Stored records

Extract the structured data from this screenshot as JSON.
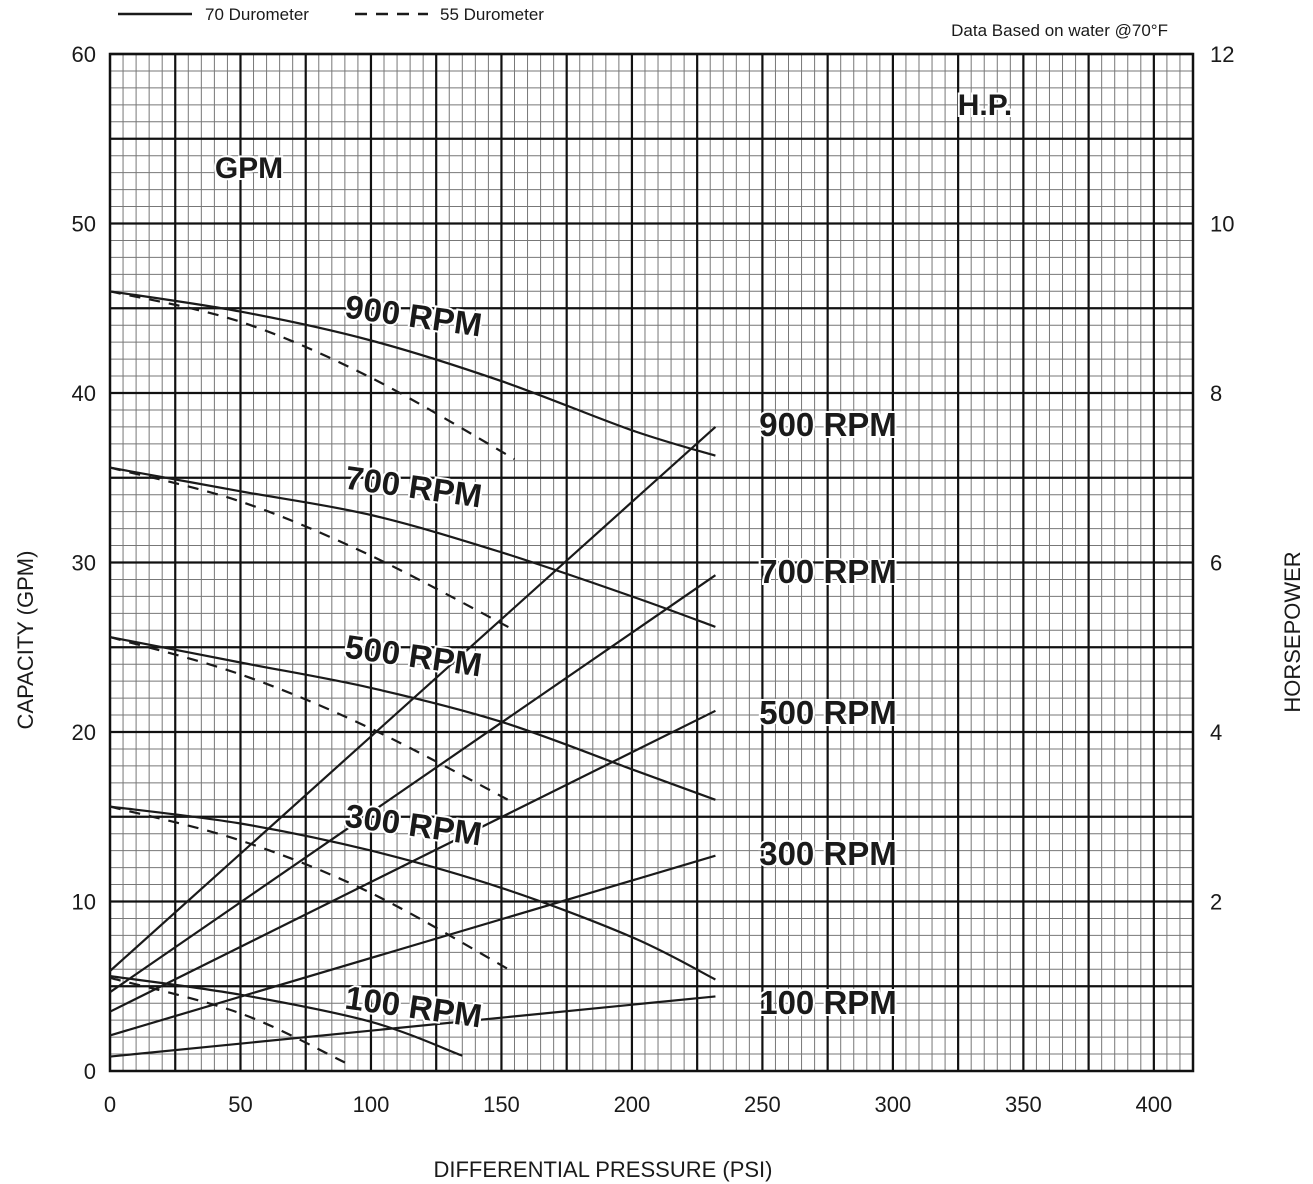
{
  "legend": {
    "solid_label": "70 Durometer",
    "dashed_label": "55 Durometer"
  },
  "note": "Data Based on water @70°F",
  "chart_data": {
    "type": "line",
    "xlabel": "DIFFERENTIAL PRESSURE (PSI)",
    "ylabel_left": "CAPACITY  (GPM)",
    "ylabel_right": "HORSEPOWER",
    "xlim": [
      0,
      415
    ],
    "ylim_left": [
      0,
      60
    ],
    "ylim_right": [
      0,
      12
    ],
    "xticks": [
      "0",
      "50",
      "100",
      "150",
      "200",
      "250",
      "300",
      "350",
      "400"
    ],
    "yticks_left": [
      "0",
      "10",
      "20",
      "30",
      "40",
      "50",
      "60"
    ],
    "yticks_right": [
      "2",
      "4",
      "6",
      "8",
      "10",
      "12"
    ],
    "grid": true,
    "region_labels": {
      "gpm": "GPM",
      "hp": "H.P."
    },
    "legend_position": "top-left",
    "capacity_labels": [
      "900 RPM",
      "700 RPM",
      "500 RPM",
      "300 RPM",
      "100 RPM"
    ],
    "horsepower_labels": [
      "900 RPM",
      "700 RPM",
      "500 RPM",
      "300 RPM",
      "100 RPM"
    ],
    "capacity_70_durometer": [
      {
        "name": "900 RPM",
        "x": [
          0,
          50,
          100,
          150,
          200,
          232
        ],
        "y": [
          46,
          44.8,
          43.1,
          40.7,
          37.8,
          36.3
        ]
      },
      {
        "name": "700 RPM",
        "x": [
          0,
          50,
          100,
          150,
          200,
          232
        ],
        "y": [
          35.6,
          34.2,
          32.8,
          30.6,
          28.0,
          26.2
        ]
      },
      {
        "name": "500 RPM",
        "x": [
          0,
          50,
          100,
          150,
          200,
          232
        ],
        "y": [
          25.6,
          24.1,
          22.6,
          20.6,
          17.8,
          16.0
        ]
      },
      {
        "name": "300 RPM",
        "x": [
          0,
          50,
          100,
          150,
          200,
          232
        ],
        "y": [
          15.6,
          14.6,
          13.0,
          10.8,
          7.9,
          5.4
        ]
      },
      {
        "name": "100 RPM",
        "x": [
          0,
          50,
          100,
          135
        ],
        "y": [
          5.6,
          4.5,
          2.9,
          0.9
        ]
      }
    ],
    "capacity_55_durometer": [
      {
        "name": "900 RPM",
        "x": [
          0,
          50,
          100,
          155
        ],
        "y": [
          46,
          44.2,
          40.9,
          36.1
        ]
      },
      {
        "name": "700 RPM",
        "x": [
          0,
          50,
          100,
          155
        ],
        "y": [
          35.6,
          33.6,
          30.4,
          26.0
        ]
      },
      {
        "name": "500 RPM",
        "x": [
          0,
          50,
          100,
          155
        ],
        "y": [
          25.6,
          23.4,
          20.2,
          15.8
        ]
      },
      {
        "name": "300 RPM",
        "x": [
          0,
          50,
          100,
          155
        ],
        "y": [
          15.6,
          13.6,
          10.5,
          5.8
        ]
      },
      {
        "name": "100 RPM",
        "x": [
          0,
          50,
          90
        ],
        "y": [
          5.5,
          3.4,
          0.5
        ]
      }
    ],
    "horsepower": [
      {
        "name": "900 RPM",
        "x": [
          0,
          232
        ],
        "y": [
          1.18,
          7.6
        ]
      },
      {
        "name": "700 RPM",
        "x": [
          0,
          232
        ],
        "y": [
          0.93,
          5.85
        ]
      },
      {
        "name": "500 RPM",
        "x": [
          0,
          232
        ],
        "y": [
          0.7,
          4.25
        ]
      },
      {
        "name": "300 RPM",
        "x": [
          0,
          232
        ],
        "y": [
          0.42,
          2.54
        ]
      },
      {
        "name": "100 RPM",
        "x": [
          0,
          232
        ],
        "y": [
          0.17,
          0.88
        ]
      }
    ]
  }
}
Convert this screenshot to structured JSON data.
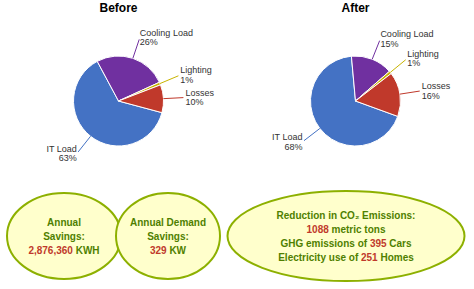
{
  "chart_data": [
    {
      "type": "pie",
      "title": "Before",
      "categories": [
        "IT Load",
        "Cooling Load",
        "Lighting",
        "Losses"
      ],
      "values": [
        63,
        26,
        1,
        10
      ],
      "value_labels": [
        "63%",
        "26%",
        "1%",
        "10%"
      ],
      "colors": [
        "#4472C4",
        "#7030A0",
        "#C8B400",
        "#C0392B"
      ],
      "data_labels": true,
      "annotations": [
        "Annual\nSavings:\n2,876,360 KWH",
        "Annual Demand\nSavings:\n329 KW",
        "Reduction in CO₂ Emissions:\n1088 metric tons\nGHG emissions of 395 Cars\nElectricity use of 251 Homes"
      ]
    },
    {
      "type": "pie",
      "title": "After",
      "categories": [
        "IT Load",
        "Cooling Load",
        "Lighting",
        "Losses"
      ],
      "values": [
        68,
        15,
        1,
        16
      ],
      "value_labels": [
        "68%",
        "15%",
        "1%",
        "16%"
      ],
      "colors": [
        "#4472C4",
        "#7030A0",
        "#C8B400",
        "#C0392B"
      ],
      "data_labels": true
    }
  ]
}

Exercise aim = Repeat the lines above exactly, and keep every picture out.

Solution to the exercise =
Extract the structured data from this screenshot as JSON.
{
  "legend": {
    "solid_label": "70 Durometer",
    "dashed_label": "55 Durometer"
  },
  "note": "Data Based on water @70°F",
  "chart_data": {
    "type": "line",
    "xlabel": "DIFFERENTIAL PRESSURE (PSI)",
    "ylabel_left": "CAPACITY  (GPM)",
    "ylabel_right": "HORSEPOWER",
    "xlim": [
      0,
      415
    ],
    "ylim_left": [
      0,
      60
    ],
    "ylim_right": [
      0,
      12
    ],
    "xticks": [
      "0",
      "50",
      "100",
      "150",
      "200",
      "250",
      "300",
      "350",
      "400"
    ],
    "yticks_left": [
      "0",
      "10",
      "20",
      "30",
      "40",
      "50",
      "60"
    ],
    "yticks_right": [
      "2",
      "4",
      "6",
      "8",
      "10",
      "12"
    ],
    "grid": true,
    "region_labels": {
      "gpm": "GPM",
      "hp": "H.P."
    },
    "legend_position": "top-left",
    "capacity_labels": [
      "900 RPM",
      "700 RPM",
      "500 RPM",
      "300 RPM",
      "100 RPM"
    ],
    "horsepower_labels": [
      "900 RPM",
      "700 RPM",
      "500 RPM",
      "300 RPM",
      "100 RPM"
    ],
    "capacity_70_durometer": [
      {
        "name": "900 RPM",
        "x": [
          0,
          50,
          100,
          150,
          200,
          232
        ],
        "y": [
          46,
          44.8,
          43.1,
          40.7,
          37.8,
          36.3
        ]
      },
      {
        "name": "700 RPM",
        "x": [
          0,
          50,
          100,
          150,
          200,
          232
        ],
        "y": [
          35.6,
          34.2,
          32.8,
          30.6,
          28.0,
          26.2
        ]
      },
      {
        "name": "500 RPM",
        "x": [
          0,
          50,
          100,
          150,
          200,
          232
        ],
        "y": [
          25.6,
          24.1,
          22.6,
          20.6,
          17.8,
          16.0
        ]
      },
      {
        "name": "300 RPM",
        "x": [
          0,
          50,
          100,
          150,
          200,
          232
        ],
        "y": [
          15.6,
          14.6,
          13.0,
          10.8,
          7.9,
          5.4
        ]
      },
      {
        "name": "100 RPM",
        "x": [
          0,
          50,
          100,
          135
        ],
        "y": [
          5.6,
          4.5,
          2.9,
          0.9
        ]
      }
    ],
    "capacity_55_durometer": [
      {
        "name": "900 RPM",
        "x": [
          0,
          50,
          100,
          155
        ],
        "y": [
          46,
          44.2,
          40.9,
          36.1
        ]
      },
      {
        "name": "700 RPM",
        "x": [
          0,
          50,
          100,
          155
        ],
        "y": [
          35.6,
          33.6,
          30.4,
          26.0
        ]
      },
      {
        "name": "500 RPM",
        "x": [
          0,
          50,
          100,
          155
        ],
        "y": [
          25.6,
          23.4,
          20.2,
          15.8
        ]
      },
      {
        "name": "300 RPM",
        "x": [
          0,
          50,
          100,
          155
        ],
        "y": [
          15.6,
          13.6,
          10.5,
          5.8
        ]
      },
      {
        "name": "100 RPM",
        "x": [
          0,
          50,
          90
        ],
        "y": [
          5.5,
          3.4,
          0.5
        ]
      }
    ],
    "horsepower": [
      {
        "name": "900 RPM",
        "x": [
          0,
          232
        ],
        "y": [
          1.18,
          7.6
        ]
      },
      {
        "name": "700 RPM",
        "x": [
          0,
          232
        ],
        "y": [
          0.93,
          5.85
        ]
      },
      {
        "name": "500 RPM",
        "x": [
          0,
          232
        ],
        "y": [
          0.7,
          4.25
        ]
      },
      {
        "name": "300 RPM",
        "x": [
          0,
          232
        ],
        "y": [
          0.42,
          2.54
        ]
      },
      {
        "name": "100 RPM",
        "x": [
          0,
          232
        ],
        "y": [
          0.17,
          0.88
        ]
      }
    ]
  }
}
Convert this screenshot to structured JSON data.
{
  "chart_data": [
    {
      "type": "pie",
      "title": "Before",
      "categories": [
        "IT Load",
        "Cooling Load",
        "Lighting",
        "Losses"
      ],
      "values": [
        63,
        26,
        1,
        10
      ],
      "value_labels": [
        "63%",
        "26%",
        "1%",
        "10%"
      ],
      "colors": [
        "#4472C4",
        "#7030A0",
        "#C8B400",
        "#C0392B"
      ],
      "data_labels": true,
      "annotations": [
        "Annual\nSavings:\n2,876,360 KWH",
        "Annual Demand\nSavings:\n329 KW",
        "Reduction in CO₂ Emissions:\n1088 metric tons\nGHG emissions of 395 Cars\nElectricity use of 251 Homes"
      ]
    },
    {
      "type": "pie",
      "title": "After",
      "categories": [
        "IT Load",
        "Cooling Load",
        "Lighting",
        "Losses"
      ],
      "values": [
        68,
        15,
        1,
        16
      ],
      "value_labels": [
        "68%",
        "15%",
        "1%",
        "16%"
      ],
      "colors": [
        "#4472C4",
        "#7030A0",
        "#C8B400",
        "#C0392B"
      ],
      "data_labels": true
    }
  ]
}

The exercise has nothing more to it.